- Records supplied

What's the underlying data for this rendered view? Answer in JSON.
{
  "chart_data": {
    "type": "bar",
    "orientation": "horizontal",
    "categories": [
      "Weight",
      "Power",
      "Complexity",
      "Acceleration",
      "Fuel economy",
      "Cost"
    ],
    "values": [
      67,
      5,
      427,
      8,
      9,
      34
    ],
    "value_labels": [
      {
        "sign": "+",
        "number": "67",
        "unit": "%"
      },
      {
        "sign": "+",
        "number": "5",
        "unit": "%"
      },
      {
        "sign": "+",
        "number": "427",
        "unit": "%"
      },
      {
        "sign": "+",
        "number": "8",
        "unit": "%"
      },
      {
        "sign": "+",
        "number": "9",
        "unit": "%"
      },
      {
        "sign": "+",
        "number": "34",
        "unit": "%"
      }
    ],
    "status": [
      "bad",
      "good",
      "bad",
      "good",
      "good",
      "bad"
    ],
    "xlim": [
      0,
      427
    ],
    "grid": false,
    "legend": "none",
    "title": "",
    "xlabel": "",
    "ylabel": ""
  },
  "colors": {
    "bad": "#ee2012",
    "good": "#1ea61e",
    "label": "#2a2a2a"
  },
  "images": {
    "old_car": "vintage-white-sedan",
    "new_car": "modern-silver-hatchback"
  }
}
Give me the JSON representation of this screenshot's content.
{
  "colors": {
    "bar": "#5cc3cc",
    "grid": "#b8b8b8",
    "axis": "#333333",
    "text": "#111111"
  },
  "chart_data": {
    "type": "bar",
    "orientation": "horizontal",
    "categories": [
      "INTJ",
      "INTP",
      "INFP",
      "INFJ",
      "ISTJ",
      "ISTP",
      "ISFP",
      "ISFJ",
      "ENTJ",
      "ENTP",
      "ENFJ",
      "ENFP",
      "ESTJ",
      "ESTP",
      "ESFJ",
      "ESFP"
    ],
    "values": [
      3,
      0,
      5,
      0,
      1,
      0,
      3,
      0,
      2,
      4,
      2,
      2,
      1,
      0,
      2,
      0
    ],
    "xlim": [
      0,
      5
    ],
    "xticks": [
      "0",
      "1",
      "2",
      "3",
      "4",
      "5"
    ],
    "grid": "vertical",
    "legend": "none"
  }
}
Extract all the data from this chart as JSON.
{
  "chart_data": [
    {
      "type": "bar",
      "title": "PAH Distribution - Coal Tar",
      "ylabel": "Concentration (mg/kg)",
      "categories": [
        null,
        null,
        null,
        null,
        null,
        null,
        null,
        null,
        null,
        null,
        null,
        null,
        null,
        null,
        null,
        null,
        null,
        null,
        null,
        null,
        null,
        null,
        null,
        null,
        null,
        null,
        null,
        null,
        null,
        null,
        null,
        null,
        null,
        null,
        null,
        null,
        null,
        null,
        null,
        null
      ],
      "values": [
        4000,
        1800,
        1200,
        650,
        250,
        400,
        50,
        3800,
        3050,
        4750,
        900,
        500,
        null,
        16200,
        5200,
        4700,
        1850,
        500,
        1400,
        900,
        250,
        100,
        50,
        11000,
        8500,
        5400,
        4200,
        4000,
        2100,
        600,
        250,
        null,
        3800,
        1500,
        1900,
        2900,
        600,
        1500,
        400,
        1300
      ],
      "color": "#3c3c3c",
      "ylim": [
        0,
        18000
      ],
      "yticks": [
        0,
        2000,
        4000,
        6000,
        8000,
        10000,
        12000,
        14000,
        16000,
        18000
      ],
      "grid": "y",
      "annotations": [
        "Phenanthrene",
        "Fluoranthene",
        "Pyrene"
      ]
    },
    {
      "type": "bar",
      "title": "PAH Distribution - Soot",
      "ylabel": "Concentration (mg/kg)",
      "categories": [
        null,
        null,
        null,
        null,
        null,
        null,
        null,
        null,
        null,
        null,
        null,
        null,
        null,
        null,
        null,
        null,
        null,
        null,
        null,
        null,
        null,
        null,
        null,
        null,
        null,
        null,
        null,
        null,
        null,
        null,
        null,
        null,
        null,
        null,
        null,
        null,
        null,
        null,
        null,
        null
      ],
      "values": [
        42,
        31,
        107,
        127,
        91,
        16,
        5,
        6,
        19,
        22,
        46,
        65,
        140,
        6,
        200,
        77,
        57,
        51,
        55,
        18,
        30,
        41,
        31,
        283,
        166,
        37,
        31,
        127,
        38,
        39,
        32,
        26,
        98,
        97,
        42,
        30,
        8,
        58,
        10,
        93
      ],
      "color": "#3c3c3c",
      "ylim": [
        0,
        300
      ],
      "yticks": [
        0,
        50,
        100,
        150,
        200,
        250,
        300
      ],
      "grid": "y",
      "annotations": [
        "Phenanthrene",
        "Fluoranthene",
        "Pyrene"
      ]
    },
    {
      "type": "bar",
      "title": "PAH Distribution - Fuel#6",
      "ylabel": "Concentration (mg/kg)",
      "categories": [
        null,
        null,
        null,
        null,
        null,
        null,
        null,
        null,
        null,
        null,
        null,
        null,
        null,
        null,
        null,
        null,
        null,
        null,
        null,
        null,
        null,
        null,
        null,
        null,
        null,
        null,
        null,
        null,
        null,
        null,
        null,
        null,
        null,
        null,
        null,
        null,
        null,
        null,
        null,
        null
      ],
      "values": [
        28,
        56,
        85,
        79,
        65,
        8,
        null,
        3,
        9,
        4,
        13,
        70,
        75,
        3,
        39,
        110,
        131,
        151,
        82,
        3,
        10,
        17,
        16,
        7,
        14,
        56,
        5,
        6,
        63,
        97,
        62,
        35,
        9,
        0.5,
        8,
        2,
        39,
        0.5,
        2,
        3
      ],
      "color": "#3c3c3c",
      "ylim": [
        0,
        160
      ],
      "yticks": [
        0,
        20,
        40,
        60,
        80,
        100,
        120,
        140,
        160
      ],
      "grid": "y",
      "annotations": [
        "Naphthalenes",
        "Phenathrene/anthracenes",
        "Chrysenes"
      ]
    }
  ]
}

- Required work
Repeat the material in full, exactly as it stands.

- Written response
What's the underlying data for this rendered view? Answer in JSON.
{
  "chart_data": {
    "type": "bar",
    "orientation": "horizontal",
    "categories": [
      "Weight",
      "Power",
      "Complexity",
      "Acceleration",
      "Fuel economy",
      "Cost"
    ],
    "values": [
      67,
      5,
      427,
      8,
      9,
      34
    ],
    "value_labels": [
      {
        "sign": "+",
        "number": "67",
        "unit": "%"
      },
      {
        "sign": "+",
        "number": "5",
        "unit": "%"
      },
      {
        "sign": "+",
        "number": "427",
        "unit": "%"
      },
      {
        "sign": "+",
        "number": "8",
        "unit": "%"
      },
      {
        "sign": "+",
        "number": "9",
        "unit": "%"
      },
      {
        "sign": "+",
        "number": "34",
        "unit": "%"
      }
    ],
    "status": [
      "bad",
      "good",
      "bad",
      "good",
      "good",
      "bad"
    ],
    "xlim": [
      0,
      427
    ],
    "grid": false,
    "legend": "none",
    "title": "",
    "xlabel": "",
    "ylabel": ""
  },
  "colors": {
    "bad": "#ee2012",
    "good": "#1ea61e",
    "label": "#2a2a2a"
  },
  "images": {
    "old_car": "vintage-white-sedan",
    "new_car": "modern-silver-hatchback"
  }
}
Give me the JSON representation of this screenshot's content.
{
  "colors": {
    "bar": "#5cc3cc",
    "grid": "#b8b8b8",
    "axis": "#333333",
    "text": "#111111"
  },
  "chart_data": {
    "type": "bar",
    "orientation": "horizontal",
    "categories": [
      "INTJ",
      "INTP",
      "INFP",
      "INFJ",
      "ISTJ",
      "ISTP",
      "ISFP",
      "ISFJ",
      "ENTJ",
      "ENTP",
      "ENFJ",
      "ENFP",
      "ESTJ",
      "ESTP",
      "ESFJ",
      "ESFP"
    ],
    "values": [
      3,
      0,
      5,
      0,
      1,
      0,
      3,
      0,
      2,
      4,
      2,
      2,
      1,
      0,
      2,
      0
    ],
    "xlim": [
      0,
      5
    ],
    "xticks": [
      "0",
      "1",
      "2",
      "3",
      "4",
      "5"
    ],
    "grid": "vertical",
    "legend": "none"
  }
}
Extract all the data from this chart as JSON.
{
  "chart_data": [
    {
      "type": "bar",
      "title": "PAH Distribution - Coal Tar",
      "ylabel": "Concentration (mg/kg)",
      "categories": [
        null,
        null,
        null,
        null,
        null,
        null,
        null,
        null,
        null,
        null,
        null,
        null,
        null,
        null,
        null,
        null,
        null,
        null,
        null,
        null,
        null,
        null,
        null,
        null,
        null,
        null,
        null,
        null,
        null,
        null,
        null,
        null,
        null,
        null,
        null,
        null,
        null,
        null,
        null,
        null
      ],
      "values": [
        4000,
        1800,
        1200,
        650,
        250,
        400,
        50,
        3800,
        3050,
        4750,
        900,
        500,
        null,
        16200,
        5200,
        4700,
        1850,
        500,
        1400,
        900,
        250,
        100,
        50,
        11000,
        8500,
        5400,
        4200,
        4000,
        2100,
        600,
        250,
        null,
        3800,
        1500,
        1900,
        2900,
        600,
        1500,
        400,
        1300
      ],
      "color": "#3c3c3c",
      "ylim": [
        0,
        18000
      ],
      "yticks": [
        0,
        2000,
        4000,
        6000,
        8000,
        10000,
        12000,
        14000,
        16000,
        18000
      ],
      "grid": "y",
      "annotations": [
        "Phenanthrene",
        "Fluoranthene",
        "Pyrene"
      ]
    },
    {
      "type": "bar",
      "title": "PAH Distribution - Soot",
      "ylabel": "Concentration (mg/kg)",
      "categories": [
        null,
        null,
        null,
        null,
        null,
        null,
        null,
        null,
        null,
        null,
        null,
        null,
        null,
        null,
        null,
        null,
        null,
        null,
        null,
        null,
        null,
        null,
        null,
        null,
        null,
        null,
        null,
        null,
        null,
        null,
        null,
        null,
        null,
        null,
        null,
        null,
        null,
        null,
        null,
        null
      ],
      "values": [
        42,
        31,
        107,
        127,
        91,
        16,
        5,
        6,
        19,
        22,
        46,
        65,
        140,
        6,
        200,
        77,
        57,
        51,
        55,
        18,
        30,
        41,
        31,
        283,
        166,
        37,
        31,
        127,
        38,
        39,
        32,
        26,
        98,
        97,
        42,
        30,
        8,
        58,
        10,
        93
      ],
      "color": "#3c3c3c",
      "ylim": [
        0,
        300
      ],
      "yticks": [
        0,
        50,
        100,
        150,
        200,
        250,
        300
      ],
      "grid": "y",
      "annotations": [
        "Phenanthrene",
        "Fluoranthene",
        "Pyrene"
      ]
    },
    {
      "type": "bar",
      "title": "PAH Distribution - Fuel#6",
      "ylabel": "Concentration (mg/kg)",
      "categories": [
        null,
        null,
        null,
        null,
        null,
        null,
        null,
        null,
        null,
        null,
        null,
        null,
        null,
        null,
        null,
        null,
        null,
        null,
        null,
        null,
        null,
        null,
        null,
        null,
        null,
        null,
        null,
        null,
        null,
        null,
        null,
        null,
        null,
        null,
        null,
        null,
        null,
        null,
        null,
        null
      ],
      "values": [
        28,
        56,
        85,
        79,
        65,
        8,
        null,
        3,
        9,
        4,
        13,
        70,
        75,
        3,
        39,
        110,
        131,
        151,
        82,
        3,
        10,
        17,
        16,
        7,
        14,
        56,
        5,
        6,
        63,
        97,
        62,
        35,
        9,
        0.5,
        8,
        2,
        39,
        0.5,
        2,
        3
      ],
      "color": "#3c3c3c",
      "ylim": [
        0,
        160
      ],
      "yticks": [
        0,
        20,
        40,
        60,
        80,
        100,
        120,
        140,
        160
      ],
      "grid": "y",
      "annotations": [
        "Naphthalenes",
        "Phenathrene/anthracenes",
        "Chrysenes"
      ]
    }
  ]
}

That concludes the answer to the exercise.